• Brief:
Pull every line that holds the word "subtitle" from the entries.

• Supplied material:
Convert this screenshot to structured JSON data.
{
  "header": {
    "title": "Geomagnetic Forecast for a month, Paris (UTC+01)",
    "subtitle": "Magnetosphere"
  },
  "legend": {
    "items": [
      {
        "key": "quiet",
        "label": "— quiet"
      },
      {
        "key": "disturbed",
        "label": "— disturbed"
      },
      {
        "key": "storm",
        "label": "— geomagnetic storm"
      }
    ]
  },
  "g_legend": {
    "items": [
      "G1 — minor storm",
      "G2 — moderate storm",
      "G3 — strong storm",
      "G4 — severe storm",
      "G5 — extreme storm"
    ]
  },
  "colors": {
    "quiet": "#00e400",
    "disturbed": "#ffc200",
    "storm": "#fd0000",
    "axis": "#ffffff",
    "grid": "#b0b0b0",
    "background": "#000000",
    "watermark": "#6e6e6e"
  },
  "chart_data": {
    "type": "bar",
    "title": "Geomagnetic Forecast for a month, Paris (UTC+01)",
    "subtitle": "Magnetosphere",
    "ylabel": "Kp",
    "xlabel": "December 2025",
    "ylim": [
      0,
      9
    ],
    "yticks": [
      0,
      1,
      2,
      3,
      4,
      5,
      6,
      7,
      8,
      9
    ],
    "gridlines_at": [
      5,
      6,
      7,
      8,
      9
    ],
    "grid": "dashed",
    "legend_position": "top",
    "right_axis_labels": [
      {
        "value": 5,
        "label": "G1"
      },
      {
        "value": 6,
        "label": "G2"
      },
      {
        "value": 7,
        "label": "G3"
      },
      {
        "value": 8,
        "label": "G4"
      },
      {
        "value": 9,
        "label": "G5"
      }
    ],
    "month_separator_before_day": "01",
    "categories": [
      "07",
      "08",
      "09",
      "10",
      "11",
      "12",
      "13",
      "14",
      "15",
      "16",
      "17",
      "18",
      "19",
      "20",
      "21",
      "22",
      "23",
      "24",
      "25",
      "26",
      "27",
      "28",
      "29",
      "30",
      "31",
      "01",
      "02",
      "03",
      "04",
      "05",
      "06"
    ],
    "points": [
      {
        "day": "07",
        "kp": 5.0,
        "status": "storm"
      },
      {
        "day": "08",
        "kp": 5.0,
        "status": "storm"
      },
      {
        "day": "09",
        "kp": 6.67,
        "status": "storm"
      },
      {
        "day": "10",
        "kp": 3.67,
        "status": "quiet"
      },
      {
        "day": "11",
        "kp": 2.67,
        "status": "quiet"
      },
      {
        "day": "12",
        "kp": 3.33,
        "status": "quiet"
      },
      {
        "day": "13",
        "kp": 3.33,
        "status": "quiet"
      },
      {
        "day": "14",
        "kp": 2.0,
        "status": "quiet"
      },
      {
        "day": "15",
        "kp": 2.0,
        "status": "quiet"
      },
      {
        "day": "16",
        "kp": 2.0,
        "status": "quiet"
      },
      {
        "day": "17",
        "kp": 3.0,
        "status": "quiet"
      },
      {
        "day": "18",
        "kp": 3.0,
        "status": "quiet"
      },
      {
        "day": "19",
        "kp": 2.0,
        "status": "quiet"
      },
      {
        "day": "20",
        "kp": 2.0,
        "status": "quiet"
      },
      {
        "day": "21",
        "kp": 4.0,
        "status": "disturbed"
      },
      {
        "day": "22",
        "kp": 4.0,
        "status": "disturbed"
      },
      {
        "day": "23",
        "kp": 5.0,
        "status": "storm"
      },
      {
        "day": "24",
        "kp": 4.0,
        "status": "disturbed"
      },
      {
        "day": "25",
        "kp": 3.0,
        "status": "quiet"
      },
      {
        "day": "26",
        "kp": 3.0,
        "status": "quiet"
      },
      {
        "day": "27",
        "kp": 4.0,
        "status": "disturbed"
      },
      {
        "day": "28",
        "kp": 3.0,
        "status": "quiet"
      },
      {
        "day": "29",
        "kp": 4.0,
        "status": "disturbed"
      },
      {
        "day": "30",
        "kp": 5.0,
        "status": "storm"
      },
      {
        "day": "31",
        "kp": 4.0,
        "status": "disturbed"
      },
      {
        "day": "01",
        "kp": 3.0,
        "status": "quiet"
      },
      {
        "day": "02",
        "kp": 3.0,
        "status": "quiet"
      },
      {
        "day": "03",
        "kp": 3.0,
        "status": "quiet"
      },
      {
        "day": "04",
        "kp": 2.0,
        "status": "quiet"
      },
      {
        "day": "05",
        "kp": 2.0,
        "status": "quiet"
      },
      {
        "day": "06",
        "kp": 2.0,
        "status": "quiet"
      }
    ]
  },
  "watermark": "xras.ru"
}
...
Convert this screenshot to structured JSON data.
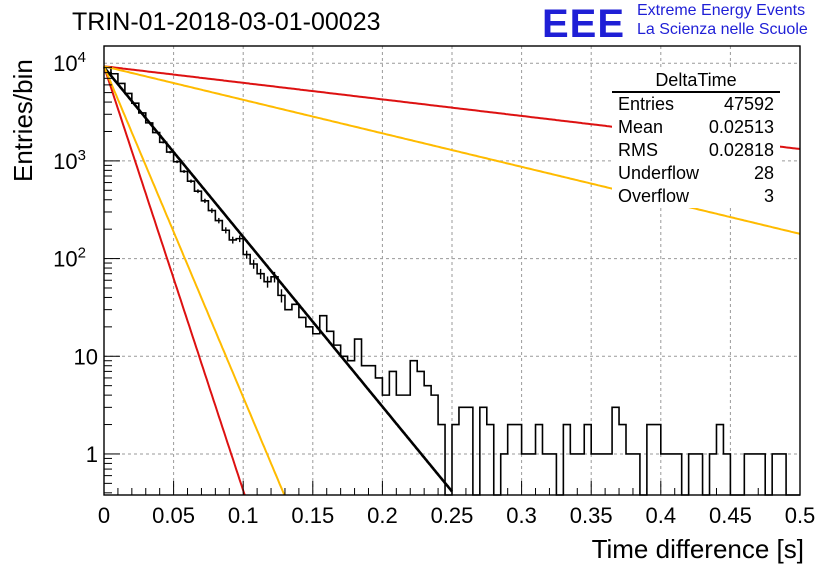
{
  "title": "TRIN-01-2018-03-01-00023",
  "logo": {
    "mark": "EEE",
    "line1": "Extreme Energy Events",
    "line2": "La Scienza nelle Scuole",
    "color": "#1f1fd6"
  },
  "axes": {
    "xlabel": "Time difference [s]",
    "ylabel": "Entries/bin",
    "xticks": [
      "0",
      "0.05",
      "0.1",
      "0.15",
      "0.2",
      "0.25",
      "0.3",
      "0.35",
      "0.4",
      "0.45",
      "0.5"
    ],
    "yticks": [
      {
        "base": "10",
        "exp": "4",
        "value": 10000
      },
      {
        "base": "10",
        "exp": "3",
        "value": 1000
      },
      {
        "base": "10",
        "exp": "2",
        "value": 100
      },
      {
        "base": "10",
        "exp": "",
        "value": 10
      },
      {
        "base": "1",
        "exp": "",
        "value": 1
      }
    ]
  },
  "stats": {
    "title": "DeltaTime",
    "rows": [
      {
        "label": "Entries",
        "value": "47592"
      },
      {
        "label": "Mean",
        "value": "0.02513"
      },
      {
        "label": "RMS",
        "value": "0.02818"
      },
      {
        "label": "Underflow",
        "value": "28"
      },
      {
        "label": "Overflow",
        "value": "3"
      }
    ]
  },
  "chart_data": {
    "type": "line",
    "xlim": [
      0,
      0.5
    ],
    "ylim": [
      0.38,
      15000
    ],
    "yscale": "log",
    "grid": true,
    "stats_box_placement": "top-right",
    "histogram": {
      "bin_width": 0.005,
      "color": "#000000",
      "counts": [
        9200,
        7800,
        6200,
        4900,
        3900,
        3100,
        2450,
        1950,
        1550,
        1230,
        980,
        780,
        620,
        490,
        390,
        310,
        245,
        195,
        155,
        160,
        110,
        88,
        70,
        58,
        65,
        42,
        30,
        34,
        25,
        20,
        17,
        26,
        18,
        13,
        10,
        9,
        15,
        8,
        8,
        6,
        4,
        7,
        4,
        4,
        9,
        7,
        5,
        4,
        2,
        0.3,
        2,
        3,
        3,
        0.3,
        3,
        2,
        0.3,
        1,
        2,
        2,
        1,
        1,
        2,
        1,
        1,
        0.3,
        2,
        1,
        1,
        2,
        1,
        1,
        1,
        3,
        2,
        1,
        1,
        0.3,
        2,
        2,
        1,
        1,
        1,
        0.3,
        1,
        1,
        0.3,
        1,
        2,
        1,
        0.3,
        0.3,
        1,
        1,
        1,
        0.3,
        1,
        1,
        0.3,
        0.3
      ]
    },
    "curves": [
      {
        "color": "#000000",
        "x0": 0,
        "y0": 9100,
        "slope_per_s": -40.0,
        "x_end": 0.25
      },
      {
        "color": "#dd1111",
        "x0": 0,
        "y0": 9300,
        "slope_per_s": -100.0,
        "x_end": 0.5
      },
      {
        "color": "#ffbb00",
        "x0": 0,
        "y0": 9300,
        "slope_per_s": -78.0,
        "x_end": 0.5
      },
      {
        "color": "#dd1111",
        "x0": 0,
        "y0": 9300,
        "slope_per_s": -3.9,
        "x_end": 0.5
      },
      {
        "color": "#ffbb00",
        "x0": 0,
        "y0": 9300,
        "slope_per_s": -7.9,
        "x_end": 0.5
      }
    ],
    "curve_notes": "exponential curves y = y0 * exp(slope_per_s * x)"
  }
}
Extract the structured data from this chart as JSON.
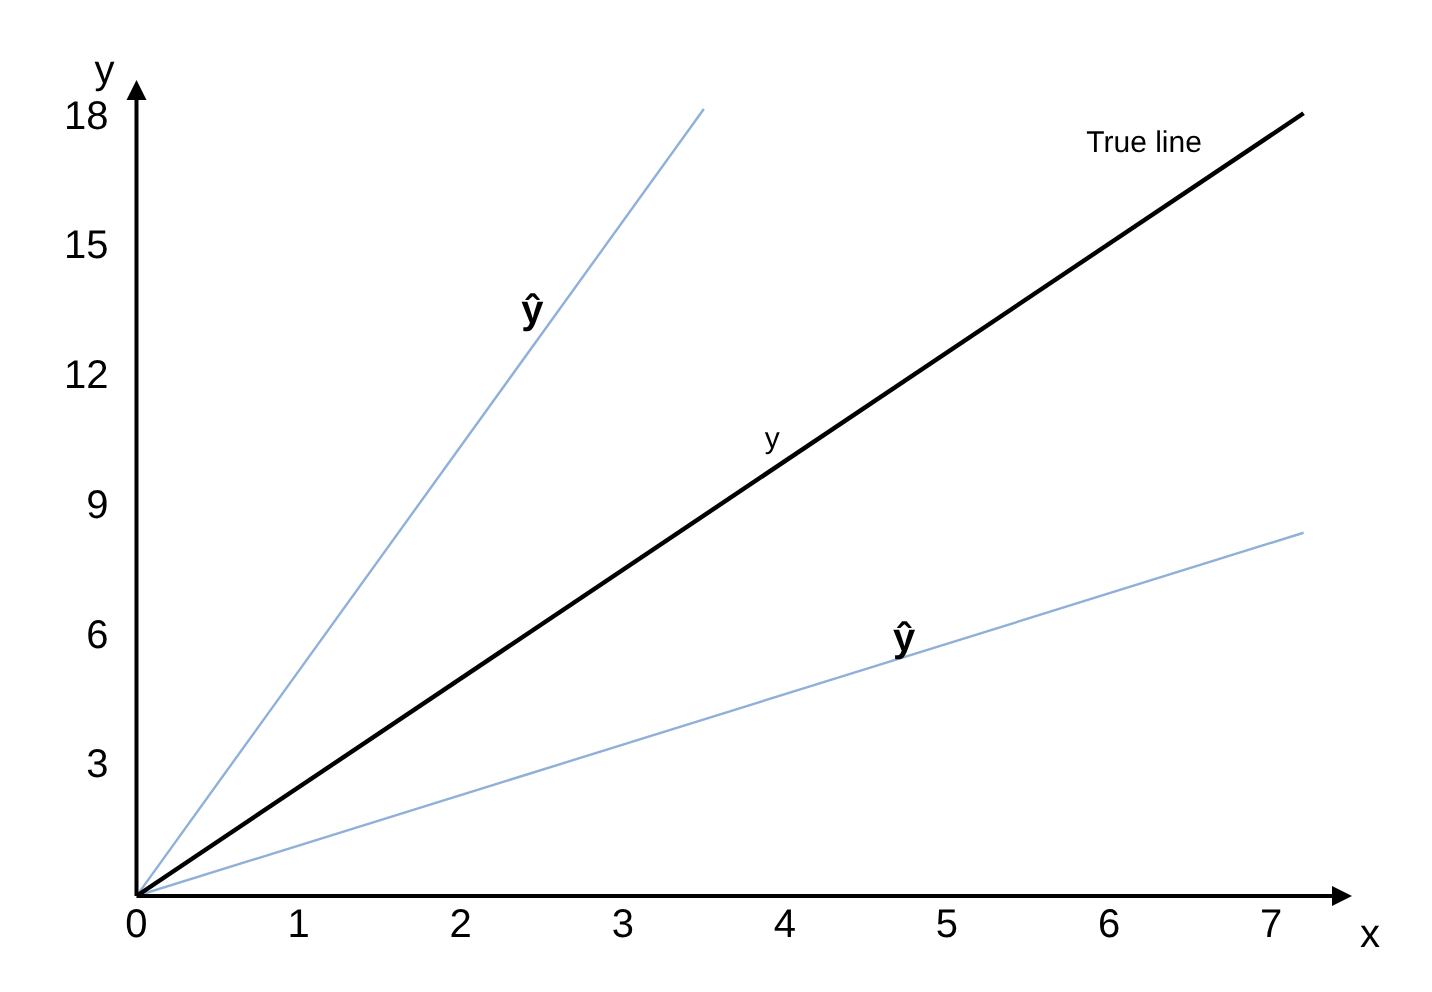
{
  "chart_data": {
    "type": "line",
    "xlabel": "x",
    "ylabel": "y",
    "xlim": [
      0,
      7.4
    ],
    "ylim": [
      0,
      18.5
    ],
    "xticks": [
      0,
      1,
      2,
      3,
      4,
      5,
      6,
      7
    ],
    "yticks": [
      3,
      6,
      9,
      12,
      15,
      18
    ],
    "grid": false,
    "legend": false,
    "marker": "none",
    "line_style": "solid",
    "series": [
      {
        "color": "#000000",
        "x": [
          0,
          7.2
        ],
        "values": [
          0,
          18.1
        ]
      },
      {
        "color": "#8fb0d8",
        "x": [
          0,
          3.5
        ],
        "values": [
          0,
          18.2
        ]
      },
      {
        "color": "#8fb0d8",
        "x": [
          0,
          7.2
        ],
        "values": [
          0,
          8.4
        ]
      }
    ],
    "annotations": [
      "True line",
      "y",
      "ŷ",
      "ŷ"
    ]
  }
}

• Result for this exercise:
    "subtitle": "Magnetosphere"
    "subtitle": "Magnetosphere",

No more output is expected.